TASK BRIEF: Wherever the word "open" appears in the entries, copy the whole line.

>>>>>

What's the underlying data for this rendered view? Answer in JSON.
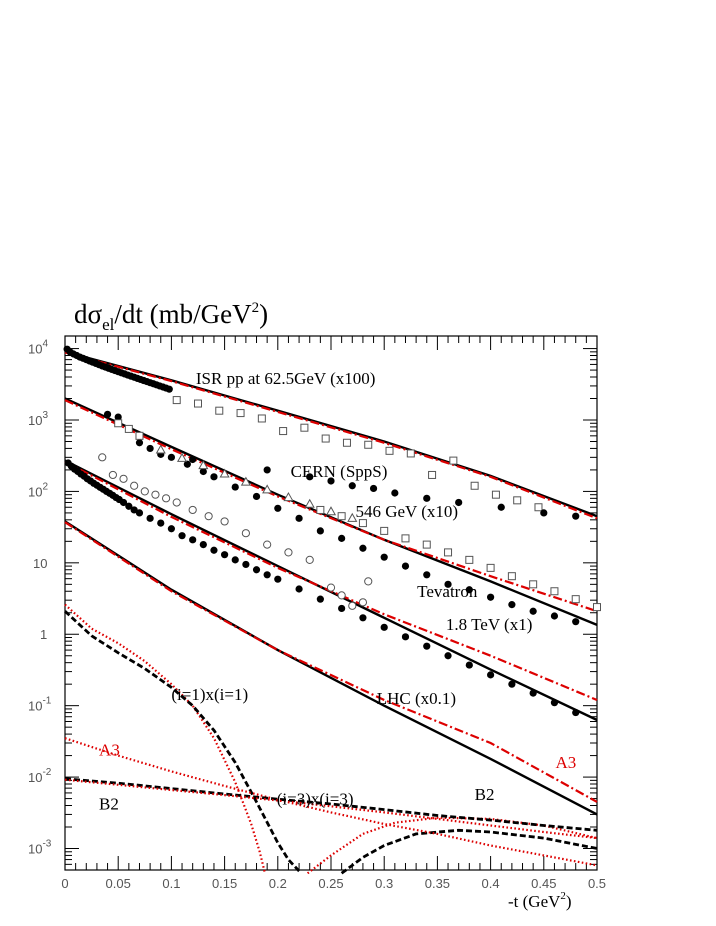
{
  "chart_data": {
    "type": "scatter",
    "title": "dσel/dt (mb/GeV²)",
    "title_parts": {
      "main": "dσ",
      "sub": "el",
      "rest": "/dt  (mb/GeV",
      "sup": "2",
      "end": ")"
    },
    "xlabel": "-t  (GeV²)",
    "xlabel_parts": {
      "main": "-t  (GeV",
      "sup": "2",
      "end": ")"
    },
    "xlim": [
      0,
      0.5
    ],
    "ylim": [
      0.0005,
      15000
    ],
    "yscale": "log",
    "grid": false,
    "x_ticks": [
      {
        "value": 0,
        "label": "0"
      },
      {
        "value": 0.05,
        "label": "0.05"
      },
      {
        "value": 0.1,
        "label": "0.1"
      },
      {
        "value": 0.15,
        "label": "0.15"
      },
      {
        "value": 0.2,
        "label": "0.2"
      },
      {
        "value": 0.25,
        "label": "0.25"
      },
      {
        "value": 0.3,
        "label": "0.3"
      },
      {
        "value": 0.35,
        "label": "0.35"
      },
      {
        "value": 0.4,
        "label": "0.4"
      },
      {
        "value": 0.45,
        "label": "0.45"
      },
      {
        "value": 0.5,
        "label": "0.5"
      }
    ],
    "y_ticks": [
      {
        "value": 10000,
        "base": "10",
        "exp": "4"
      },
      {
        "value": 1000,
        "base": "10",
        "exp": "3"
      },
      {
        "value": 100,
        "base": "10",
        "exp": "2"
      },
      {
        "value": 10,
        "base": "10",
        "exp": ""
      },
      {
        "value": 1,
        "base": "1",
        "exp": ""
      },
      {
        "value": 0.1,
        "base": "10",
        "exp": "-1"
      },
      {
        "value": 0.01,
        "base": "10",
        "exp": "-2"
      },
      {
        "value": 0.001,
        "base": "10",
        "exp": "-3"
      }
    ],
    "annotations": [
      {
        "text": "ISR pp at 62.5GeV   (x100)",
        "x": 0.123,
        "y": 3200,
        "color": "#000000"
      },
      {
        "text": "CERN (SppS)",
        "x": 0.212,
        "y": 160,
        "color": "#000000"
      },
      {
        "text": "546 GeV  (x10)",
        "x": 0.273,
        "y": 44,
        "color": "#000000"
      },
      {
        "text": "Tevatron",
        "x": 0.331,
        "y": 3.3,
        "color": "#000000"
      },
      {
        "text": "1.8 TeV (x1)",
        "x": 0.358,
        "y": 1.15,
        "color": "#000000"
      },
      {
        "text": "LHC (x0.1)",
        "x": 0.293,
        "y": 0.105,
        "color": "#000000"
      },
      {
        "text": "(i=1)x(i=1)",
        "x": 0.1,
        "y": 0.12,
        "color": "#000000"
      },
      {
        "text": "(i=3)x(i=3)",
        "x": 0.199,
        "y": 0.0041,
        "color": "#000000"
      },
      {
        "text": "A3",
        "x": 0.032,
        "y": 0.02,
        "color": "#dd0000"
      },
      {
        "text": "B2",
        "x": 0.032,
        "y": 0.0035,
        "color": "#000000"
      },
      {
        "text": "B2",
        "x": 0.385,
        "y": 0.0048,
        "color": "#000000"
      },
      {
        "text": "A3",
        "x": 0.461,
        "y": 0.0135,
        "color": "#dd0000"
      }
    ],
    "series": [
      {
        "style": "solid",
        "color": "#000000",
        "x": [
          0,
          0.1,
          0.2,
          0.3,
          0.4,
          0.5
        ],
        "y": [
          9000,
          3600,
          1350,
          500,
          165,
          45
        ]
      },
      {
        "style": "dashdot",
        "color": "#dd0000",
        "x": [
          0,
          0.1,
          0.2,
          0.3,
          0.4,
          0.5
        ],
        "y": [
          8800,
          3500,
          1300,
          480,
          160,
          42
        ]
      },
      {
        "style": "solid",
        "color": "#000000",
        "x": [
          0,
          0.1,
          0.2,
          0.3,
          0.4,
          0.5
        ],
        "y": [
          2000,
          420,
          90,
          21,
          5.5,
          1.35
        ]
      },
      {
        "style": "dashdot",
        "color": "#dd0000",
        "x": [
          0,
          0.1,
          0.2,
          0.3,
          0.4,
          0.5
        ],
        "y": [
          1900,
          390,
          85,
          21,
          6.5,
          2.1
        ]
      },
      {
        "style": "solid",
        "color": "#000000",
        "x": [
          0,
          0.1,
          0.2,
          0.3,
          0.4,
          0.5
        ],
        "y": [
          270,
          48,
          9,
          1.7,
          0.32,
          0.063
        ]
      },
      {
        "style": "dashdot",
        "color": "#dd0000",
        "x": [
          0,
          0.1,
          0.2,
          0.3,
          0.4,
          0.5
        ],
        "y": [
          260,
          44,
          8.5,
          1.9,
          0.5,
          0.12
        ]
      },
      {
        "style": "solid",
        "color": "#000000",
        "x": [
          0,
          0.1,
          0.2,
          0.3,
          0.4,
          0.5
        ],
        "y": [
          38,
          4.2,
          0.6,
          0.1,
          0.018,
          0.003
        ]
      },
      {
        "style": "dashdot",
        "color": "#dd0000",
        "x": [
          0,
          0.1,
          0.2,
          0.3,
          0.4,
          0.5
        ],
        "y": [
          37,
          4,
          0.6,
          0.12,
          0.03,
          0.0045
        ]
      },
      {
        "style": "dotted",
        "color": "#dd0000",
        "x": [
          0,
          0.025,
          0.05,
          0.075,
          0.1,
          0.12,
          0.14,
          0.16,
          0.175,
          0.183,
          0.188
        ],
        "y": [
          2.6,
          1.2,
          0.75,
          0.42,
          0.2,
          0.1,
          0.035,
          0.0085,
          0.0022,
          0.0009,
          0.00045
        ]
      },
      {
        "style": "dashed",
        "color": "#000000",
        "x": [
          0,
          0.025,
          0.05,
          0.075,
          0.1,
          0.12,
          0.14,
          0.16,
          0.18,
          0.2,
          0.21,
          0.222
        ],
        "y": [
          2.1,
          0.95,
          0.55,
          0.33,
          0.18,
          0.1,
          0.045,
          0.016,
          0.0045,
          0.0012,
          0.0007,
          0.00045
        ]
      },
      {
        "style": "dotted",
        "color": "#dd0000",
        "x": [
          0.228,
          0.25,
          0.28,
          0.31,
          0.35,
          0.4,
          0.45,
          0.5
        ],
        "y": [
          0.00045,
          0.0008,
          0.0016,
          0.0023,
          0.0027,
          0.0026,
          0.0021,
          0.0014
        ]
      },
      {
        "style": "dashed",
        "color": "#000000",
        "x": [
          0.26,
          0.28,
          0.3,
          0.33,
          0.37,
          0.4,
          0.45,
          0.5
        ],
        "y": [
          0.00045,
          0.00075,
          0.0011,
          0.0016,
          0.0018,
          0.0017,
          0.0014,
          0.001
        ]
      },
      {
        "style": "dotted",
        "color": "#dd0000",
        "x": [
          0,
          0.05,
          0.1,
          0.15,
          0.2,
          0.25,
          0.3,
          0.35,
          0.4,
          0.45,
          0.5
        ],
        "y": [
          0.035,
          0.02,
          0.012,
          0.0075,
          0.0048,
          0.0032,
          0.0022,
          0.0016,
          0.0011,
          0.0008,
          0.00058
        ]
      },
      {
        "style": "dashed",
        "color": "#000000",
        "x": [
          0,
          0.05,
          0.1,
          0.15,
          0.2,
          0.25,
          0.3,
          0.35,
          0.4,
          0.45,
          0.5
        ],
        "y": [
          0.0095,
          0.0082,
          0.0069,
          0.0058,
          0.0049,
          0.0042,
          0.0035,
          0.0029,
          0.0025,
          0.0021,
          0.0018
        ]
      },
      {
        "style": "dotted",
        "color": "#dd0000",
        "x": [
          0,
          0.05,
          0.1,
          0.15,
          0.2,
          0.25,
          0.3,
          0.35,
          0.4,
          0.45,
          0.5
        ],
        "y": [
          0.0092,
          0.0078,
          0.0066,
          0.0056,
          0.0047,
          0.0039,
          0.0032,
          0.0026,
          0.0021,
          0.0017,
          0.0014
        ]
      }
    ],
    "points": [
      {
        "marker": "filled-circle",
        "x": [
          0.002,
          0.005,
          0.008,
          0.011,
          0.014,
          0.017,
          0.02,
          0.023,
          0.026,
          0.029,
          0.032,
          0.035,
          0.038,
          0.041,
          0.044,
          0.047,
          0.05,
          0.053,
          0.056,
          0.059,
          0.062,
          0.065,
          0.068,
          0.071,
          0.074,
          0.077,
          0.08,
          0.083,
          0.086,
          0.089,
          0.092,
          0.095,
          0.098
        ],
        "y": [
          9800,
          8900,
          8400,
          8000,
          7600,
          7300,
          7000,
          6700,
          6450,
          6200,
          5950,
          5700,
          5500,
          5300,
          5100,
          4920,
          4750,
          4580,
          4420,
          4260,
          4110,
          3970,
          3830,
          3700,
          3570,
          3450,
          3330,
          3220,
          3110,
          3000,
          2900,
          2800,
          2700
        ]
      },
      {
        "marker": "open-square",
        "x": [
          0.105,
          0.125,
          0.145,
          0.165,
          0.185,
          0.205,
          0.225,
          0.245,
          0.265,
          0.285,
          0.305,
          0.325,
          0.345,
          0.365,
          0.385,
          0.405,
          0.425,
          0.445
        ],
        "y": [
          1900,
          1700,
          1350,
          1250,
          1050,
          700,
          780,
          550,
          480,
          450,
          370,
          340,
          170,
          270,
          120,
          90,
          75,
          60
        ]
      },
      {
        "marker": "filled-circle",
        "x": [
          0.04,
          0.05,
          0.12,
          0.19,
          0.23,
          0.25,
          0.27,
          0.29,
          0.31,
          0.34,
          0.37,
          0.41,
          0.45,
          0.48
        ],
        "y": [
          1200,
          1100,
          280,
          200,
          160,
          140,
          120,
          110,
          95,
          80,
          70,
          60,
          50,
          45
        ]
      },
      {
        "marker": "filled-circle",
        "x": [
          0.07,
          0.08,
          0.09,
          0.1,
          0.115,
          0.13,
          0.14,
          0.16,
          0.18,
          0.2,
          0.22,
          0.24,
          0.26,
          0.28,
          0.3,
          0.32,
          0.34,
          0.36,
          0.38,
          0.4,
          0.42,
          0.44,
          0.46,
          0.48
        ],
        "y": [
          480,
          400,
          330,
          300,
          240,
          190,
          160,
          115,
          85,
          58,
          42,
          28,
          22,
          16,
          12,
          9,
          6.8,
          5,
          4.2,
          3.3,
          2.6,
          2.1,
          1.8,
          1.5
        ]
      },
      {
        "marker": "open-triangle",
        "x": [
          0.09,
          0.11,
          0.13,
          0.15,
          0.17,
          0.19,
          0.21,
          0.23,
          0.25,
          0.27
        ],
        "y": [
          380,
          290,
          230,
          175,
          135,
          105,
          82,
          66,
          52,
          42
        ]
      },
      {
        "marker": "open-square",
        "x": [
          0.05,
          0.06,
          0.07,
          0.24,
          0.26,
          0.28,
          0.3,
          0.32,
          0.34,
          0.36,
          0.38,
          0.4,
          0.42,
          0.44,
          0.46,
          0.48,
          0.5
        ],
        "y": [
          900,
          750,
          600,
          55,
          45,
          36,
          28,
          22,
          18,
          14,
          11,
          8.5,
          6.5,
          5,
          4,
          3.1,
          2.4
        ]
      },
      {
        "marker": "filled-circle",
        "x": [
          0.003,
          0.006,
          0.009,
          0.012,
          0.015,
          0.018,
          0.021,
          0.024,
          0.027,
          0.03,
          0.033,
          0.036,
          0.039,
          0.042,
          0.045,
          0.048,
          0.051,
          0.055,
          0.06,
          0.065,
          0.07,
          0.08,
          0.09,
          0.1,
          0.11,
          0.12,
          0.13,
          0.14,
          0.15,
          0.16,
          0.17,
          0.18,
          0.19,
          0.2,
          0.22,
          0.24,
          0.26,
          0.28,
          0.3,
          0.32,
          0.34,
          0.36,
          0.38,
          0.4,
          0.42,
          0.44,
          0.46,
          0.48
        ],
        "y": [
          250,
          225,
          205,
          190,
          175,
          163,
          150,
          140,
          130,
          122,
          114,
          107,
          100,
          94,
          88,
          82,
          77,
          70,
          62,
          55,
          50,
          42,
          36,
          30,
          24,
          21,
          18,
          15,
          13,
          11,
          9.5,
          8,
          6.8,
          5.9,
          4.3,
          3.1,
          2.3,
          1.7,
          1.25,
          0.92,
          0.68,
          0.5,
          0.37,
          0.27,
          0.2,
          0.15,
          0.11,
          0.08
        ]
      },
      {
        "marker": "open-circle",
        "x": [
          0.035,
          0.045,
          0.055,
          0.065,
          0.075,
          0.085,
          0.095,
          0.105,
          0.12,
          0.135,
          0.15,
          0.17,
          0.19,
          0.21,
          0.23,
          0.25,
          0.26,
          0.27,
          0.28,
          0.285
        ],
        "y": [
          300,
          170,
          150,
          120,
          100,
          90,
          80,
          70,
          55,
          45,
          38,
          26,
          18,
          14,
          11,
          4.5,
          3.5,
          2.5,
          2.8,
          5.5
        ]
      }
    ]
  }
}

<<<<<

REPLY:
        "marker": "open-square",
        "marker": "open-triangle",
        "marker": "open-square",
        "marker": "open-circle",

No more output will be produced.